**DIRECTIONS FOR THIS TASK:** Rewrite each line of the items below as a Markdown table with the columns "Row" and "Line," numbering the rows and skipping blank lines. Leave the pictures out.

**AVAILABLE RECORDS:**
----------

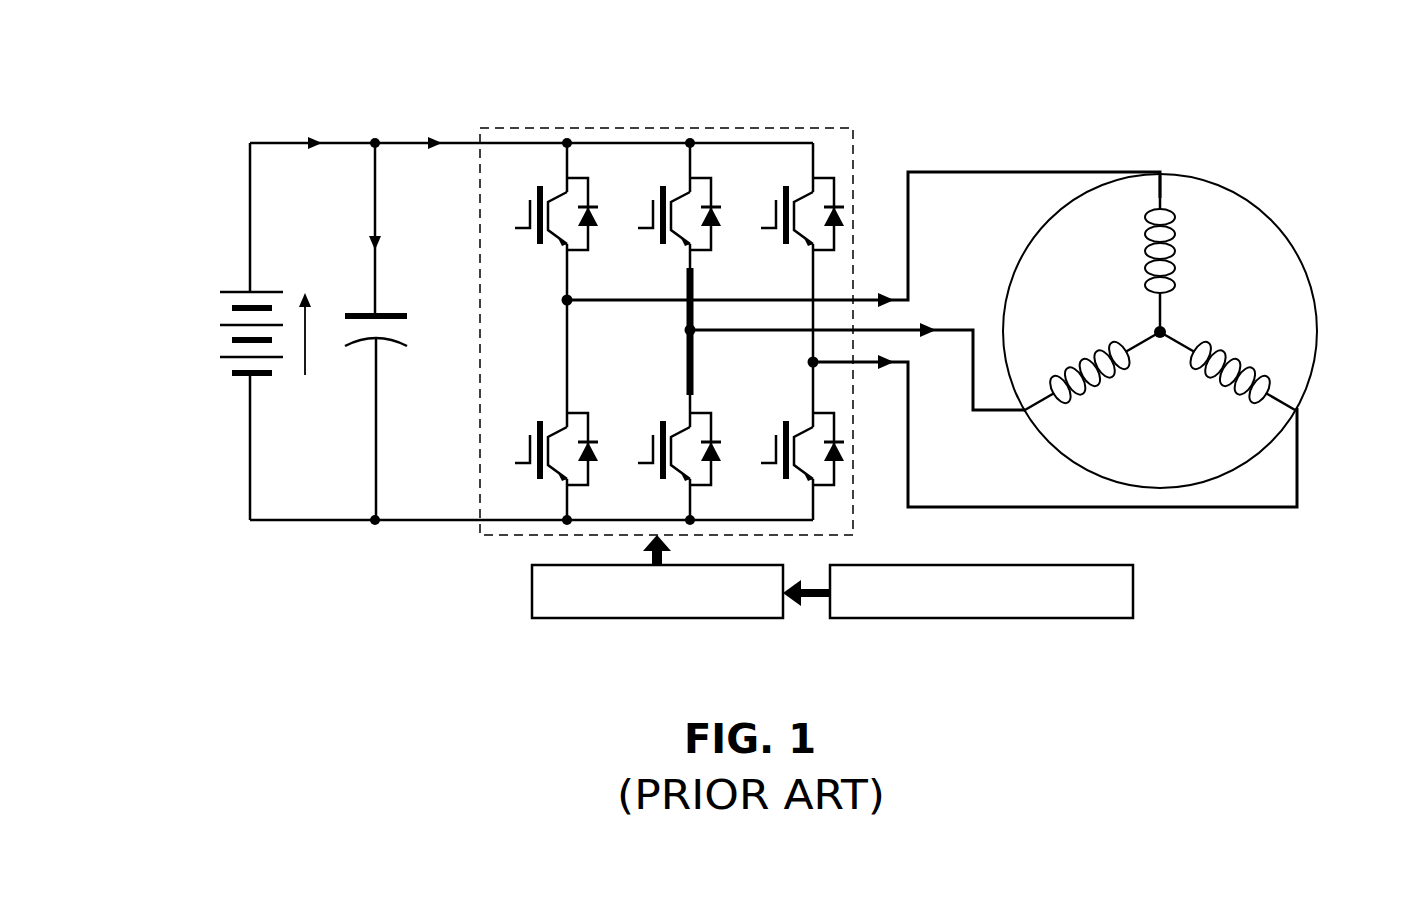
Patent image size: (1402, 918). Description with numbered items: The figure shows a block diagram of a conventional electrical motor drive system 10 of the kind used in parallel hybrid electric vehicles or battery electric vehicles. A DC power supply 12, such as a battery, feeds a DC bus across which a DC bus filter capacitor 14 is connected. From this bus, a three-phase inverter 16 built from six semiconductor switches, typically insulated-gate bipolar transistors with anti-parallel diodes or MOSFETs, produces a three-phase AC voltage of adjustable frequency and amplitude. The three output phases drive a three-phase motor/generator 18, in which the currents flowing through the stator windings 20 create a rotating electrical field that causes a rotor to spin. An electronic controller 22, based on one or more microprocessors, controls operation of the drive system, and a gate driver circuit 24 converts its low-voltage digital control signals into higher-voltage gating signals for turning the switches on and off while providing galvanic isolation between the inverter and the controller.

The electrical motor drive system 10 is at (337, 50).
The DC power supply 12 is at (240, 290).
The DC bus filter capacitor 14 is at (362, 345).
The three-phase inverter 16 is at (836, 128).
The three-phase motor/generator 18 is at (1179, 318).
The stator windings 20 is at (1250, 352).
The electronic controller 22 is at (1133, 576).
The gate driver circuit 24 is at (532, 585).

----------

**TASK ANSWER:**
| Row | Line |
|---|---|
| 1 | Patent image size: (1402, 918). Description with numbered items: The figure shows a block diagram of a conventional electrical motor drive system 10 of the kind used in parallel hybrid electric vehicles or battery electric vehicles. A DC power supply 12, such as a battery, feeds a DC bus across which a DC bus filter capacitor 14 is connected. From this bus, a three-phase inverter 16 built from six semiconductor switches, typically insulated-gate bipolar transistors with anti-parallel diodes or MOSFETs, produces a three-phase AC voltage of adjustable frequency and amplitude. The three output phases drive a three-phase motor/generator 18, in which the currents flowing through the stator windings 20 create a rotating electrical field that causes a rotor to spin. An electronic controller 22, based on one or more microprocessors, controls operation of the drive system, and a gate driver circuit 24 converts its low-voltage digital control signals into higher-voltage gating signals for turning the switches on and off while providing galvanic isolation between the inverter and the controller. |
| 2 | The electrical motor drive system 10 is at (337, 50). |
| 3 | The DC power supply 12 is at (240, 290). |
| 4 | The DC bus filter capacitor 14 is at (362, 345). |
| 5 | The three-phase inverter 16 is at (836, 128). |
| 6 | The three-phase motor/generator 18 is at (1179, 318). |
| 7 | The stator windings 20 is at (1250, 352). |
| 8 | The electronic controller 22 is at (1133, 576). |
| 9 | The gate driver circuit 24 is at (532, 585). |